**WORK REQUIRED**
In the entries below, count every line with the string "Ultra". State the count and nothing else.
━━ TASK MATERIAL ━━
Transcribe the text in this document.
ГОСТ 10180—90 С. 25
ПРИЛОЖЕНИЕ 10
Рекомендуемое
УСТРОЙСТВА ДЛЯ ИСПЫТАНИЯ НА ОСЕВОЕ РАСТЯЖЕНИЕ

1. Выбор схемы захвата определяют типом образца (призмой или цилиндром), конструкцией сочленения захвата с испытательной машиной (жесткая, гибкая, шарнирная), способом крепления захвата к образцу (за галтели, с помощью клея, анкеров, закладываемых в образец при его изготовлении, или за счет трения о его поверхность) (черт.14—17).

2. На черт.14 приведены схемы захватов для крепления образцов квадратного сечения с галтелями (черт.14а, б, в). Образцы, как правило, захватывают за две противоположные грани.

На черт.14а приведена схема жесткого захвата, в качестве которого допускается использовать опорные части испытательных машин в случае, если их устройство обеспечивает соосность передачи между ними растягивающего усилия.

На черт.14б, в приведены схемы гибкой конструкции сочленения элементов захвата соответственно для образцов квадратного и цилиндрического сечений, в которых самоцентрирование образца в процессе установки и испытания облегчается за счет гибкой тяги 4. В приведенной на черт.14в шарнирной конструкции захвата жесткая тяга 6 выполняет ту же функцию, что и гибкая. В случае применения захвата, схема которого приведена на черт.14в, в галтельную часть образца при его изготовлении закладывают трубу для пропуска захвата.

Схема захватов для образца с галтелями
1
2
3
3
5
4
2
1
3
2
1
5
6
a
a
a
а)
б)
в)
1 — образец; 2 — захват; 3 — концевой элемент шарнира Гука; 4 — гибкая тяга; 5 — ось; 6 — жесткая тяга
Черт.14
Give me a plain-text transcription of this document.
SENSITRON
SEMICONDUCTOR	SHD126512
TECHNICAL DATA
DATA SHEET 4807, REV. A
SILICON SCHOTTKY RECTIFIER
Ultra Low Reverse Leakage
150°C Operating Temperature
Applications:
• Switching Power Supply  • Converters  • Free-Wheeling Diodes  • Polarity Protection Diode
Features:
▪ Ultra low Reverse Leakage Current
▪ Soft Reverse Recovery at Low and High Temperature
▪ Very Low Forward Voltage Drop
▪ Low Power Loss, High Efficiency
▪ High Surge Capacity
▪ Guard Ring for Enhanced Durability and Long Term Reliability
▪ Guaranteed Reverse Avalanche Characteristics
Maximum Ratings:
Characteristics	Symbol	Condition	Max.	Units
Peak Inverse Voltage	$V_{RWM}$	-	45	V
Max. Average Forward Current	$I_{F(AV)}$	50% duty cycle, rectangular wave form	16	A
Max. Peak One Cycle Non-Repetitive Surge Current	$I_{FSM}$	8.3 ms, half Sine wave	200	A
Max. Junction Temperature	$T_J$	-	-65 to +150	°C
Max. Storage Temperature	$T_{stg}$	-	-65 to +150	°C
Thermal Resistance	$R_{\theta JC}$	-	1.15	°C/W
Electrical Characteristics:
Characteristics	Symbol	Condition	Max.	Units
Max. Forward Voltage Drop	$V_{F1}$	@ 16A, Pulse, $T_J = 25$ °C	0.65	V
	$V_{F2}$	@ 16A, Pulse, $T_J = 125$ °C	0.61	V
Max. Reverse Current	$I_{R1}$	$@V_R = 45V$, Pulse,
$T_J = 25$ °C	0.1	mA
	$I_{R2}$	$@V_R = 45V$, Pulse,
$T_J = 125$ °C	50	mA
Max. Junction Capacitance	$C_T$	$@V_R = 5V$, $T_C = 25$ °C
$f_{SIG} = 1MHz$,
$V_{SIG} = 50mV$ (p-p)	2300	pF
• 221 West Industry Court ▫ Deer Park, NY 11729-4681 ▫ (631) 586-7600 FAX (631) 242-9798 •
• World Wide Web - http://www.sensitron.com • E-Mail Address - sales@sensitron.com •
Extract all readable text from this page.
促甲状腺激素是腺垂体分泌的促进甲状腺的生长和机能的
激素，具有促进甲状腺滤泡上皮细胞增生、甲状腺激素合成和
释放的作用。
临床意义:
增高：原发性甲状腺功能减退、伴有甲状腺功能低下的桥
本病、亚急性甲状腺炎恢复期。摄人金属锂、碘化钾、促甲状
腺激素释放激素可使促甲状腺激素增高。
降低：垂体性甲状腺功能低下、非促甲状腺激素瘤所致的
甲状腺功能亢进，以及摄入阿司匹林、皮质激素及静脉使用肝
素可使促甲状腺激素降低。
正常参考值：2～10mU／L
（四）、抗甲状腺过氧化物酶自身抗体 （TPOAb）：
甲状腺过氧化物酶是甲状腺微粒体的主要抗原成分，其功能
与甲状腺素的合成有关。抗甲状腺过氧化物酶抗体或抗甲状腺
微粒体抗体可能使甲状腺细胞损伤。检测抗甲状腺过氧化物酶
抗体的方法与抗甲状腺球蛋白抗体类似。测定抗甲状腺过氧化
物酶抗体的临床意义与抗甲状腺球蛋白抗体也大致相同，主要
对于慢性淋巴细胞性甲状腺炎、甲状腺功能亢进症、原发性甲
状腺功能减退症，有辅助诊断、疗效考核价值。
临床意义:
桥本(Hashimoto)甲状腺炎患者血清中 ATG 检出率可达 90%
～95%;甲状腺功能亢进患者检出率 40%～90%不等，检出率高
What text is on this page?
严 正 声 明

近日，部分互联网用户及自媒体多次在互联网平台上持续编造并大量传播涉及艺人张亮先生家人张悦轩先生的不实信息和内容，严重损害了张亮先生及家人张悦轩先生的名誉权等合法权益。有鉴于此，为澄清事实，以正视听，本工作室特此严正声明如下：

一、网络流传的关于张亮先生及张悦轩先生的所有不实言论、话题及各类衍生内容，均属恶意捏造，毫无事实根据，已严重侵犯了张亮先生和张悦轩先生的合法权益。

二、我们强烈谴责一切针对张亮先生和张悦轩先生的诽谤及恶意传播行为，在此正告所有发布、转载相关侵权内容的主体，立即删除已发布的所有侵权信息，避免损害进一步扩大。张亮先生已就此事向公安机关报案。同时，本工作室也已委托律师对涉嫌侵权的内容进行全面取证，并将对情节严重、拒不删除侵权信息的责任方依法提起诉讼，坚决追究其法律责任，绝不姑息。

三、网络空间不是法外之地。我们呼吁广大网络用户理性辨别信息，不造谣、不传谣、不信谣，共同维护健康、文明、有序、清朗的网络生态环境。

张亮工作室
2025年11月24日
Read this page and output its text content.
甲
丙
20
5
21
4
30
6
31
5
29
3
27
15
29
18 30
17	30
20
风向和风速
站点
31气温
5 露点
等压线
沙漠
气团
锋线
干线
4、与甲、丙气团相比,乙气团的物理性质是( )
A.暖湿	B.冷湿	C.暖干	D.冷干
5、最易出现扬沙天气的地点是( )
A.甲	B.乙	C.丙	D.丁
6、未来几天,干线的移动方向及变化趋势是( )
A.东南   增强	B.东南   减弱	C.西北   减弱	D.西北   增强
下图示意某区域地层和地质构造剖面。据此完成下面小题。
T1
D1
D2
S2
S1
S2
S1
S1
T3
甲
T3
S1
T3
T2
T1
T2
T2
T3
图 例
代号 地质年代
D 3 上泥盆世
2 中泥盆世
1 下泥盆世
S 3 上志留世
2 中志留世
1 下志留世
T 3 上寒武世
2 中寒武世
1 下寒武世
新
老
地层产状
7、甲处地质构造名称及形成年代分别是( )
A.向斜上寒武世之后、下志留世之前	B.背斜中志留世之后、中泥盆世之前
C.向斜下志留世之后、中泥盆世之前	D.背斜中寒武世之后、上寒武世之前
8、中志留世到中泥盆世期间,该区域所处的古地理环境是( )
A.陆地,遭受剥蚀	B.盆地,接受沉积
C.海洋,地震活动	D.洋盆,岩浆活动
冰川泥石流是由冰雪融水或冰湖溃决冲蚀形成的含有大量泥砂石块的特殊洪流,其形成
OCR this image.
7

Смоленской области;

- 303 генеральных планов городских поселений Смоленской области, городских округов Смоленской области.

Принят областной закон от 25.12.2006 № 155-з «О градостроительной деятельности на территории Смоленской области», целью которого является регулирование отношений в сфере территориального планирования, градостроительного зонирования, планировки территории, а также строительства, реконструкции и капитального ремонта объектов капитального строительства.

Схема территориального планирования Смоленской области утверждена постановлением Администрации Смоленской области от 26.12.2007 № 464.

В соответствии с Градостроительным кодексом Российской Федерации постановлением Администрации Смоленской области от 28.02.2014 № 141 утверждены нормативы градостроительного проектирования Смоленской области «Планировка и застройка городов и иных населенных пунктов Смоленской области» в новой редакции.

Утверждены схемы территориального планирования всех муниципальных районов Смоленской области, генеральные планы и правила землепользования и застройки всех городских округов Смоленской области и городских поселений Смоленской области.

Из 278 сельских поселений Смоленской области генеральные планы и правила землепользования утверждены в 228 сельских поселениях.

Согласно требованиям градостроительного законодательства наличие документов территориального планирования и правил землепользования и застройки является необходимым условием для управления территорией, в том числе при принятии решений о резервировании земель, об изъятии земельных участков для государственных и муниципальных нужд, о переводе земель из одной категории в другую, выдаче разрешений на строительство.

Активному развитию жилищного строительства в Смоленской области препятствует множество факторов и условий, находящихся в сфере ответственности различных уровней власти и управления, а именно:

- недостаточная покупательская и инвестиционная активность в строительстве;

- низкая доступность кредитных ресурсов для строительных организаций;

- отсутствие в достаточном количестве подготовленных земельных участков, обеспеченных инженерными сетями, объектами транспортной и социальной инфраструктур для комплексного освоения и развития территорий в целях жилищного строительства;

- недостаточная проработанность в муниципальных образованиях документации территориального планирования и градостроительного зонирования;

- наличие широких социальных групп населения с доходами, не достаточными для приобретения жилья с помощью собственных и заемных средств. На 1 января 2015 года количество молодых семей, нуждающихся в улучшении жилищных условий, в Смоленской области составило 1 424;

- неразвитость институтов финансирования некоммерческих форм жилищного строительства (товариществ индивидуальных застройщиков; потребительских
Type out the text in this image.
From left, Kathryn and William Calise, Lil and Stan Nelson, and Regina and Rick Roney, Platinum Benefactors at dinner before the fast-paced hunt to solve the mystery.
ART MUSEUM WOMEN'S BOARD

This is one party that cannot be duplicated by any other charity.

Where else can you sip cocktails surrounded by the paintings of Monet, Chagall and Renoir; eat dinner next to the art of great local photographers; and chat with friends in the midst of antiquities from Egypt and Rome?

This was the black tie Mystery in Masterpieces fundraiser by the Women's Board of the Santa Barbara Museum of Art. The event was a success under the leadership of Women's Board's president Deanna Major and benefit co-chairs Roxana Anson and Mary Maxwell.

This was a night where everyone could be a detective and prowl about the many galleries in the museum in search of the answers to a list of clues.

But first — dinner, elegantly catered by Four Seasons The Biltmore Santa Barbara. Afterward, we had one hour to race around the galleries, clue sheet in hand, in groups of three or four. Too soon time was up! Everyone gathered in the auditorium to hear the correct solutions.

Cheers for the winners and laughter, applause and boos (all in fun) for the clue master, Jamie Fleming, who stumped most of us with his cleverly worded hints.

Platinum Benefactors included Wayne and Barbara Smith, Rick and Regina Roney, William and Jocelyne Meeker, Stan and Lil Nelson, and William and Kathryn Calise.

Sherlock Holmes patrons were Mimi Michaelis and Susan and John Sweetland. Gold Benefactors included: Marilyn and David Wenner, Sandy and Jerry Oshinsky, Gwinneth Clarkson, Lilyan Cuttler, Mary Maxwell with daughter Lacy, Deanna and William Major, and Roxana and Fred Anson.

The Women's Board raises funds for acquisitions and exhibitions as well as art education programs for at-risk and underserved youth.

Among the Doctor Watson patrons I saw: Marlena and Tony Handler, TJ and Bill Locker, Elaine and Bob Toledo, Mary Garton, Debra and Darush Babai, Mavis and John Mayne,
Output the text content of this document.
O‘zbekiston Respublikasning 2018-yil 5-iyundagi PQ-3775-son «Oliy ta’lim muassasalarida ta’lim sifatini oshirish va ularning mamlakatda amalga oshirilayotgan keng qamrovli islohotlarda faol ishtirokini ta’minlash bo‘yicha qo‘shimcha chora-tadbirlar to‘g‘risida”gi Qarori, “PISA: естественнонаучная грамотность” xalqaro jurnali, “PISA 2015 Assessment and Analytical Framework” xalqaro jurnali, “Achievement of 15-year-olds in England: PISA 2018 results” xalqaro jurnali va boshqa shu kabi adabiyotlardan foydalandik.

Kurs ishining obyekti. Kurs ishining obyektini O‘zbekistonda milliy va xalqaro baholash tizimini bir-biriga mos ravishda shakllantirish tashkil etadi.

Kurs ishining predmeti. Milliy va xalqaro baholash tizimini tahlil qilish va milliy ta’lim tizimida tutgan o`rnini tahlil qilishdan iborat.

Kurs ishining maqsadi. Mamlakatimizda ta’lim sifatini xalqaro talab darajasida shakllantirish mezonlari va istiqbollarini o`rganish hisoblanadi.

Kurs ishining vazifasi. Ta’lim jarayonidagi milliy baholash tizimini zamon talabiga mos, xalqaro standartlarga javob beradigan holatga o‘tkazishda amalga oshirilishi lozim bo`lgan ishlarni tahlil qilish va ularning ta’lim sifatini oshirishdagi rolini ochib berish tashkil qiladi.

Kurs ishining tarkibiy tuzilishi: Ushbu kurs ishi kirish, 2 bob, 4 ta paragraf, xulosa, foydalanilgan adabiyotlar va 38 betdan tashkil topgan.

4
━━━
**RESPONSE**
2